The task:
State how many lines of the entries include the string "Distribution", please, leaving out everything but the number.

[Figure record listings]

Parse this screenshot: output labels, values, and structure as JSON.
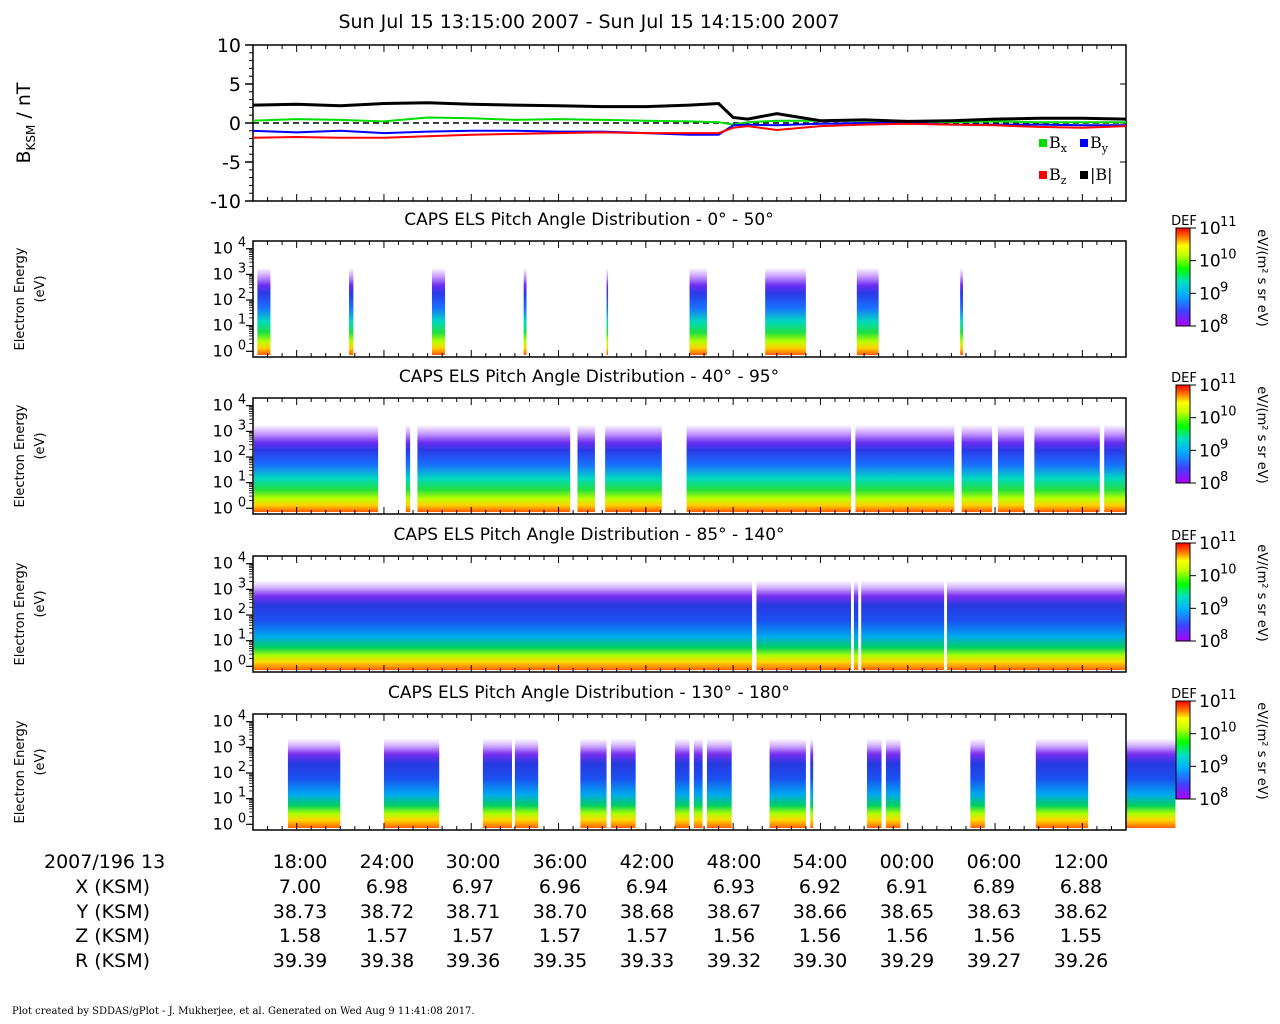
{
  "figure": {
    "title": "Sun Jul 15 13:15:00 2007 - Sun Jul 15 14:15:00 2007",
    "footer": "Plot created by SDDAS/gPlot - J. Mukherjee, et al.  Generated on Wed Aug 9 11:41:08 2017."
  },
  "mag_panel": {
    "ylabel_main": "B",
    "ylabel_sub": "KSM",
    "ylabel_tail": " / nT",
    "legend": {
      "bx": {
        "label": "B",
        "sub": "x",
        "color": "#00dd00"
      },
      "by": {
        "label": "B",
        "sub": "y",
        "color": "#0000ff"
      },
      "bz": {
        "label": "B",
        "sub": "z",
        "color": "#ff0000"
      },
      "bt": {
        "label": "|B|",
        "color": "#000000"
      }
    }
  },
  "spectrogram_labels": {
    "ylabel_line1": "Electron Energy",
    "ylabel_line2": "(eV)",
    "colorbar_title": "DEF",
    "colorbar_units": "eV/(m² s sr eV)",
    "colorbar_ticks": [
      "10",
      "10",
      "10",
      "10"
    ],
    "colorbar_exps": [
      "11",
      "10",
      "9",
      "8"
    ],
    "ytick_base": "10",
    "ytick_exps": [
      "4",
      "3",
      "2",
      "1",
      "0"
    ]
  },
  "spectrograms": [
    {
      "title": "CAPS ELS Pitch Angle Distribution - 0° - 50°"
    },
    {
      "title": "CAPS ELS Pitch Angle Distribution - 40° - 95°"
    },
    {
      "title": "CAPS ELS Pitch Angle Distribution - 85° - 140°"
    },
    {
      "title": "CAPS ELS Pitch Angle Distribution - 130° - 180°"
    }
  ],
  "ephemeris": {
    "rows": [
      {
        "label": "2007/196 13",
        "values": [
          "18:00",
          "24:00",
          "30:00",
          "36:00",
          "42:00",
          "48:00",
          "54:00",
          "00:00",
          "06:00",
          "12:00"
        ]
      },
      {
        "label": "X (KSM)",
        "values": [
          "7.00",
          "6.98",
          "6.97",
          "6.96",
          "6.94",
          "6.93",
          "6.92",
          "6.91",
          "6.89",
          "6.88"
        ]
      },
      {
        "label": "Y (KSM)",
        "values": [
          "38.73",
          "38.72",
          "38.71",
          "38.70",
          "38.68",
          "38.67",
          "38.66",
          "38.65",
          "38.63",
          "38.62"
        ]
      },
      {
        "label": "Z (KSM)",
        "values": [
          "1.58",
          "1.57",
          "1.57",
          "1.57",
          "1.57",
          "1.56",
          "1.56",
          "1.56",
          "1.56",
          "1.55"
        ]
      },
      {
        "label": "R (KSM)",
        "values": [
          "39.39",
          "39.38",
          "39.36",
          "39.35",
          "39.33",
          "39.32",
          "39.30",
          "39.29",
          "39.27",
          "39.26"
        ]
      }
    ]
  },
  "chart_data": [
    {
      "type": "line",
      "title": "Sun Jul 15 13:15:00 2007 - Sun Jul 15 14:15:00 2007",
      "xlabel": "",
      "ylabel": "BKSM / nT",
      "ylim": [
        -10,
        10
      ],
      "yticks": [
        10,
        5,
        0,
        -5,
        -10
      ],
      "x_unit": "minutes after 13:15",
      "x": [
        0,
        3,
        6,
        9,
        12,
        15,
        18,
        21,
        24,
        27,
        30,
        32,
        33,
        34,
        36,
        39,
        42,
        45,
        48,
        51,
        54,
        57,
        60
      ],
      "series": [
        {
          "name": "Bx",
          "color": "#00dd00",
          "values": [
            0.3,
            0.5,
            0.4,
            0.2,
            0.7,
            0.6,
            0.4,
            0.5,
            0.4,
            0.3,
            0.2,
            0.1,
            -0.2,
            0.1,
            0.3,
            0.3,
            0.3,
            0.2,
            0.1,
            0.2,
            0.1,
            0.1,
            0.1
          ]
        },
        {
          "name": "By",
          "color": "#0000ff",
          "values": [
            -1.0,
            -1.2,
            -1.0,
            -1.3,
            -1.1,
            -1.0,
            -1.0,
            -1.1,
            -1.1,
            -1.3,
            -1.5,
            -1.5,
            -0.3,
            -0.2,
            -0.3,
            -0.1,
            0.0,
            0.0,
            -0.2,
            -0.2,
            -0.2,
            -0.3,
            -0.3
          ]
        },
        {
          "name": "Bz",
          "color": "#ff0000",
          "values": [
            -1.9,
            -1.8,
            -1.9,
            -1.9,
            -1.7,
            -1.5,
            -1.4,
            -1.3,
            -1.2,
            -1.3,
            -1.3,
            -1.3,
            -0.6,
            -0.4,
            -0.9,
            -0.4,
            -0.2,
            -0.1,
            -0.2,
            -0.3,
            -0.5,
            -0.6,
            -0.4
          ]
        },
        {
          "name": "|B|",
          "color": "#000000",
          "values": [
            2.3,
            2.4,
            2.2,
            2.5,
            2.6,
            2.4,
            2.3,
            2.2,
            2.1,
            2.1,
            2.3,
            2.5,
            0.7,
            0.5,
            1.2,
            0.3,
            0.4,
            0.2,
            0.3,
            0.5,
            0.6,
            0.6,
            0.5
          ]
        }
      ],
      "reference_line": 0,
      "legend_position": "bottom-right"
    },
    {
      "type": "heatmap",
      "title": "CAPS ELS Pitch Angle Distribution - 0° - 50°",
      "ylabel": "Electron Energy (eV)",
      "ylim": [
        0.6,
        20000
      ],
      "y_scale": "log",
      "colorbar": {
        "label": "DEF",
        "units": "eV/(m² s sr eV)",
        "range": [
          100000000.0,
          100000000000.0
        ]
      },
      "coverage_minutes": [
        [
          0.3,
          1.2
        ],
        [
          6.6,
          6.9
        ],
        [
          12.3,
          13.2
        ],
        [
          18.6,
          18.8
        ],
        [
          24.3,
          24.4
        ],
        [
          30.0,
          31.2
        ],
        [
          35.2,
          38.0
        ],
        [
          41.5,
          43.0
        ],
        [
          48.6,
          48.8
        ]
      ]
    },
    {
      "type": "heatmap",
      "title": "CAPS ELS Pitch Angle Distribution - 40° - 95°",
      "ylabel": "Electron Energy (eV)",
      "ylim": [
        0.6,
        20000
      ],
      "y_scale": "log",
      "colorbar": {
        "label": "DEF",
        "units": "eV/(m² s sr eV)",
        "range": [
          100000000.0,
          100000000000.0
        ]
      },
      "gaps_minutes": [
        [
          8.6,
          10.5
        ],
        [
          10.8,
          11.3
        ],
        [
          21.8,
          22.3
        ],
        [
          23.5,
          24.2
        ],
        [
          28.1,
          29.8
        ],
        [
          41.1,
          41.4
        ],
        [
          48.2,
          48.7
        ],
        [
          50.8,
          51.2
        ],
        [
          53.0,
          53.7
        ],
        [
          58.2,
          58.5
        ]
      ]
    },
    {
      "type": "heatmap",
      "title": "CAPS ELS Pitch Angle Distribution - 85° - 140°",
      "ylabel": "Electron Energy (eV)",
      "ylim": [
        0.6,
        20000
      ],
      "y_scale": "log",
      "colorbar": {
        "label": "DEF",
        "units": "eV/(m² s sr eV)",
        "range": [
          100000000.0,
          100000000000.0
        ]
      },
      "gaps_minutes": [
        [
          34.3,
          34.6
        ],
        [
          41.1,
          41.3
        ],
        [
          41.6,
          41.8
        ],
        [
          47.5,
          47.7
        ]
      ]
    },
    {
      "type": "heatmap",
      "title": "CAPS ELS Pitch Angle Distribution - 130° - 180°",
      "ylabel": "Electron Energy (eV)",
      "ylim": [
        0.6,
        20000
      ],
      "y_scale": "log",
      "colorbar": {
        "label": "DEF",
        "units": "eV/(m² s sr eV)",
        "range": [
          100000000.0,
          100000000000.0
        ]
      },
      "coverage_minutes": [
        [
          2.4,
          6.0
        ],
        [
          9.0,
          12.8
        ],
        [
          15.8,
          17.8
        ],
        [
          18.0,
          19.6
        ],
        [
          22.5,
          24.3
        ],
        [
          24.6,
          26.3
        ],
        [
          29.0,
          30.0
        ],
        [
          30.3,
          30.9
        ],
        [
          31.2,
          32.9
        ],
        [
          35.5,
          38.0
        ],
        [
          38.3,
          38.5
        ],
        [
          42.2,
          43.2
        ],
        [
          43.5,
          44.5
        ],
        [
          49.3,
          50.3
        ],
        [
          53.8,
          57.4
        ],
        [
          60.0,
          63.4
        ]
      ]
    }
  ]
}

In response:
8